> _To be done_
Return all the data below as it stands, minus the pictures.
[START OF Data shown]
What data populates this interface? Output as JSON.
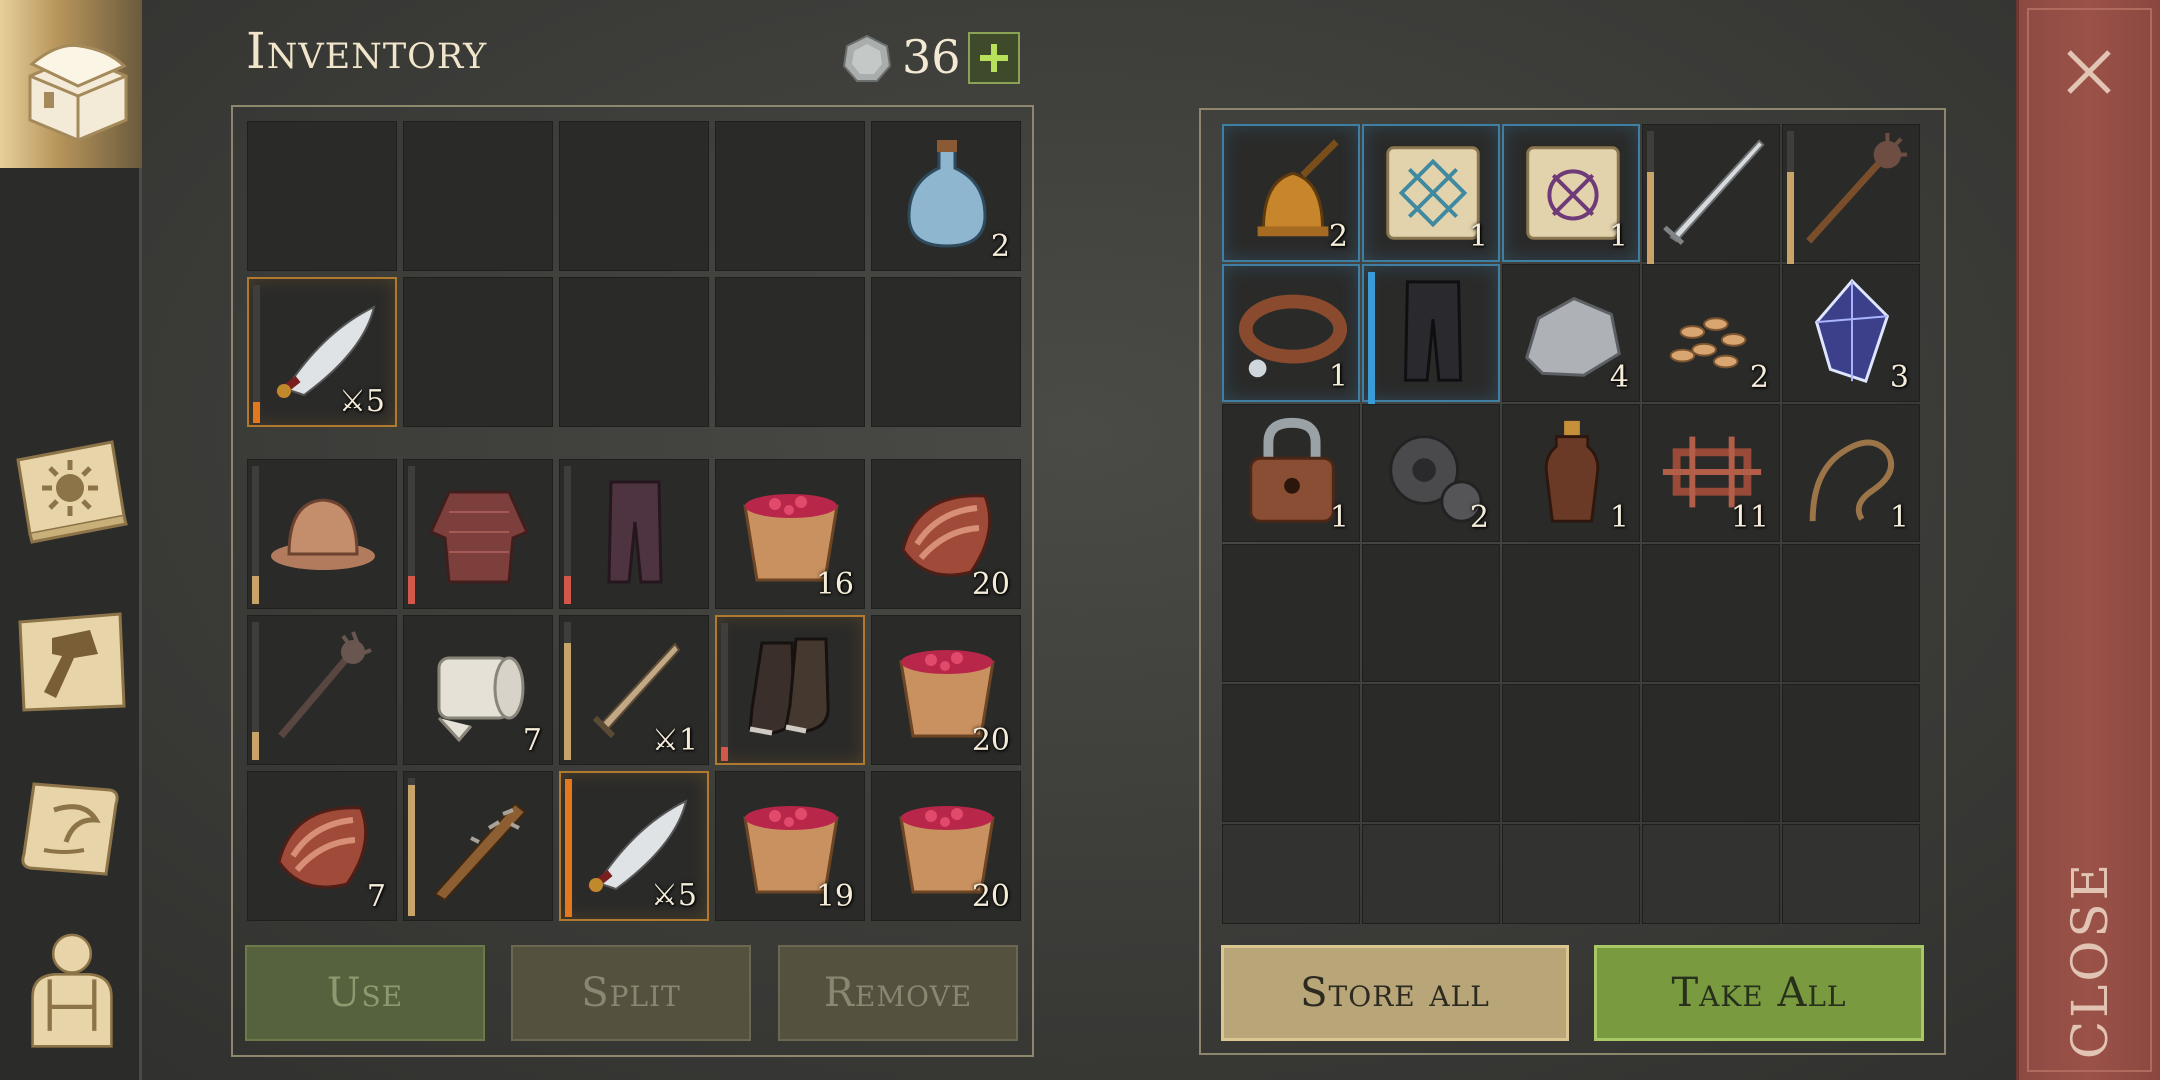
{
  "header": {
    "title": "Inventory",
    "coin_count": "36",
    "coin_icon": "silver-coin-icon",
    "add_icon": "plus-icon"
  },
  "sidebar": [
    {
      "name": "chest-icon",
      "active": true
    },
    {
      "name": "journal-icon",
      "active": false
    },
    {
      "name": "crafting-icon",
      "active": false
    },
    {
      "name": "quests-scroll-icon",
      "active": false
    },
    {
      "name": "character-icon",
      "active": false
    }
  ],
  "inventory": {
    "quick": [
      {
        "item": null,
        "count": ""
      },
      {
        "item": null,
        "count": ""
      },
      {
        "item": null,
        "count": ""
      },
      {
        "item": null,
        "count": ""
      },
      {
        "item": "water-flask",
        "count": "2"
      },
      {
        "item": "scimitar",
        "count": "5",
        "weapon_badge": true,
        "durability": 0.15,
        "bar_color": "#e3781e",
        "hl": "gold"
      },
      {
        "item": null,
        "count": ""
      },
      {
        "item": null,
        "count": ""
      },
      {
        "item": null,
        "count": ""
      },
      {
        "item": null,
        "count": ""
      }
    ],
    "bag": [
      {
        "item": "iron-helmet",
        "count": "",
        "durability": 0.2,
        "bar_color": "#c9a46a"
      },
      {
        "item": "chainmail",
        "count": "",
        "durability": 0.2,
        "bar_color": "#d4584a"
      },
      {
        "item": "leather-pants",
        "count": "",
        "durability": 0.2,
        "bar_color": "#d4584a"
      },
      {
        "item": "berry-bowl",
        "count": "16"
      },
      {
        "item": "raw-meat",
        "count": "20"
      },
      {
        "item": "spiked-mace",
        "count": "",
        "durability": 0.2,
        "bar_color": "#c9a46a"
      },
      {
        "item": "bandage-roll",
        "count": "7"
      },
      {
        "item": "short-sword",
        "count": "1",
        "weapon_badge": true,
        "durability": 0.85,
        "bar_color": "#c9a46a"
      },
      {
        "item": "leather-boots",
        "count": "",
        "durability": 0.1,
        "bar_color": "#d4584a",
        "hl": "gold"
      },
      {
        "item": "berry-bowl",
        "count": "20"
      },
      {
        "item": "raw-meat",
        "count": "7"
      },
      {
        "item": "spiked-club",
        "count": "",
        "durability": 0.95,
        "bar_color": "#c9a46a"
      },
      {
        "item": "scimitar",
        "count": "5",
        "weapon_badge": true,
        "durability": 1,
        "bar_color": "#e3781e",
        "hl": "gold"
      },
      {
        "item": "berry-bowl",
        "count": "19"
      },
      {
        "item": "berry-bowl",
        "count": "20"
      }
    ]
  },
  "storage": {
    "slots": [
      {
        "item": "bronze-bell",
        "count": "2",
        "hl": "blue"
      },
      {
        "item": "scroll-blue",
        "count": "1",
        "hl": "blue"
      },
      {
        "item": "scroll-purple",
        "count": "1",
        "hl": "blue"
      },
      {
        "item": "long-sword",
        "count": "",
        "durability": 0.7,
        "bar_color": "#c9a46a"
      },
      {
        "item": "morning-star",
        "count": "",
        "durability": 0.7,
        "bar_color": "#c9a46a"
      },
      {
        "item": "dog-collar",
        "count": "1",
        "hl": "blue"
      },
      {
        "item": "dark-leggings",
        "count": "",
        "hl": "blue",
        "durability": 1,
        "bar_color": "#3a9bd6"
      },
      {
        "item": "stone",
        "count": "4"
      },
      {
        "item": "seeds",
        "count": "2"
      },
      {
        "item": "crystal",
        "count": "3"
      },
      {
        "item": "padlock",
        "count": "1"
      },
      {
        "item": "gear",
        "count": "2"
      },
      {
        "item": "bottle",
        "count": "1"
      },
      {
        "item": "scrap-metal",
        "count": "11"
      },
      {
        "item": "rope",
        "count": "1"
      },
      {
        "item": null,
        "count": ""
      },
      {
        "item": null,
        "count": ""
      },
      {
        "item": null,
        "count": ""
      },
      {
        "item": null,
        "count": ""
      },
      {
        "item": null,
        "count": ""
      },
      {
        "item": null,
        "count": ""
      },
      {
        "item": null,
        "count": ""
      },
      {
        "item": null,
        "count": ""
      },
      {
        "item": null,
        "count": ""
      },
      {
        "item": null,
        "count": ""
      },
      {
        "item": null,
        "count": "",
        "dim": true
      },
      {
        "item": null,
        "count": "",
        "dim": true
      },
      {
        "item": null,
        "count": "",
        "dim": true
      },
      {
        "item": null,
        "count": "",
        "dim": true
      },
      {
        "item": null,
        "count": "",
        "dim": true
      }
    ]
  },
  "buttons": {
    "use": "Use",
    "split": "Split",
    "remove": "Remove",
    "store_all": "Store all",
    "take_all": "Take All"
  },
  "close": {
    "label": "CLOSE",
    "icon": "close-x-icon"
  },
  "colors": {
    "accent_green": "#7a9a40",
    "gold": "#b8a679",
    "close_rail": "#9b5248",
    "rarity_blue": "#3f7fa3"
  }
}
[END OF Data shown]
> _Right answer_
What data populates this interface? Output as JSON.
{
  "header": {
    "title": "Inventory",
    "coin_count": "36",
    "coin_icon": "silver-coin-icon",
    "add_icon": "plus-icon"
  },
  "sidebar": [
    {
      "name": "chest-icon",
      "active": true
    },
    {
      "name": "journal-icon",
      "active": false
    },
    {
      "name": "crafting-icon",
      "active": false
    },
    {
      "name": "quests-scroll-icon",
      "active": false
    },
    {
      "name": "character-icon",
      "active": false
    }
  ],
  "inventory": {
    "quick": [
      {
        "item": null,
        "count": ""
      },
      {
        "item": null,
        "count": ""
      },
      {
        "item": null,
        "count": ""
      },
      {
        "item": null,
        "count": ""
      },
      {
        "item": "water-flask",
        "count": "2"
      },
      {
        "item": "scimitar",
        "count": "5",
        "weapon_badge": true,
        "durability": 0.15,
        "bar_color": "#e3781e",
        "hl": "gold"
      },
      {
        "item": null,
        "count": ""
      },
      {
        "item": null,
        "count": ""
      },
      {
        "item": null,
        "count": ""
      },
      {
        "item": null,
        "count": ""
      }
    ],
    "bag": [
      {
        "item": "iron-helmet",
        "count": "",
        "durability": 0.2,
        "bar_color": "#c9a46a"
      },
      {
        "item": "chainmail",
        "count": "",
        "durability": 0.2,
        "bar_color": "#d4584a"
      },
      {
        "item": "leather-pants",
        "count": "",
        "durability": 0.2,
        "bar_color": "#d4584a"
      },
      {
        "item": "berry-bowl",
        "count": "16"
      },
      {
        "item": "raw-meat",
        "count": "20"
      },
      {
        "item": "spiked-mace",
        "count": "",
        "durability": 0.2,
        "bar_color": "#c9a46a"
      },
      {
        "item": "bandage-roll",
        "count": "7"
      },
      {
        "item": "short-sword",
        "count": "1",
        "weapon_badge": true,
        "durability": 0.85,
        "bar_color": "#c9a46a"
      },
      {
        "item": "leather-boots",
        "count": "",
        "durability": 0.1,
        "bar_color": "#d4584a",
        "hl": "gold"
      },
      {
        "item": "berry-bowl",
        "count": "20"
      },
      {
        "item": "raw-meat",
        "count": "7"
      },
      {
        "item": "spiked-club",
        "count": "",
        "durability": 0.95,
        "bar_color": "#c9a46a"
      },
      {
        "item": "scimitar",
        "count": "5",
        "weapon_badge": true,
        "durability": 1,
        "bar_color": "#e3781e",
        "hl": "gold"
      },
      {
        "item": "berry-bowl",
        "count": "19"
      },
      {
        "item": "berry-bowl",
        "count": "20"
      }
    ]
  },
  "storage": {
    "slots": [
      {
        "item": "bronze-bell",
        "count": "2",
        "hl": "blue"
      },
      {
        "item": "scroll-blue",
        "count": "1",
        "hl": "blue"
      },
      {
        "item": "scroll-purple",
        "count": "1",
        "hl": "blue"
      },
      {
        "item": "long-sword",
        "count": "",
        "durability": 0.7,
        "bar_color": "#c9a46a"
      },
      {
        "item": "morning-star",
        "count": "",
        "durability": 0.7,
        "bar_color": "#c9a46a"
      },
      {
        "item": "dog-collar",
        "count": "1",
        "hl": "blue"
      },
      {
        "item": "dark-leggings",
        "count": "",
        "hl": "blue",
        "durability": 1,
        "bar_color": "#3a9bd6"
      },
      {
        "item": "stone",
        "count": "4"
      },
      {
        "item": "seeds",
        "count": "2"
      },
      {
        "item": "crystal",
        "count": "3"
      },
      {
        "item": "padlock",
        "count": "1"
      },
      {
        "item": "gear",
        "count": "2"
      },
      {
        "item": "bottle",
        "count": "1"
      },
      {
        "item": "scrap-metal",
        "count": "11"
      },
      {
        "item": "rope",
        "count": "1"
      },
      {
        "item": null,
        "count": ""
      },
      {
        "item": null,
        "count": ""
      },
      {
        "item": null,
        "count": ""
      },
      {
        "item": null,
        "count": ""
      },
      {
        "item": null,
        "count": ""
      },
      {
        "item": null,
        "count": ""
      },
      {
        "item": null,
        "count": ""
      },
      {
        "item": null,
        "count": ""
      },
      {
        "item": null,
        "count": ""
      },
      {
        "item": null,
        "count": ""
      },
      {
        "item": null,
        "count": "",
        "dim": true
      },
      {
        "item": null,
        "count": "",
        "dim": true
      },
      {
        "item": null,
        "count": "",
        "dim": true
      },
      {
        "item": null,
        "count": "",
        "dim": true
      },
      {
        "item": null,
        "count": "",
        "dim": true
      }
    ]
  },
  "buttons": {
    "use": "Use",
    "split": "Split",
    "remove": "Remove",
    "store_all": "Store all",
    "take_all": "Take All"
  },
  "close": {
    "label": "CLOSE",
    "icon": "close-x-icon"
  },
  "colors": {
    "accent_green": "#7a9a40",
    "gold": "#b8a679",
    "close_rail": "#9b5248",
    "rarity_blue": "#3f7fa3"
  }
}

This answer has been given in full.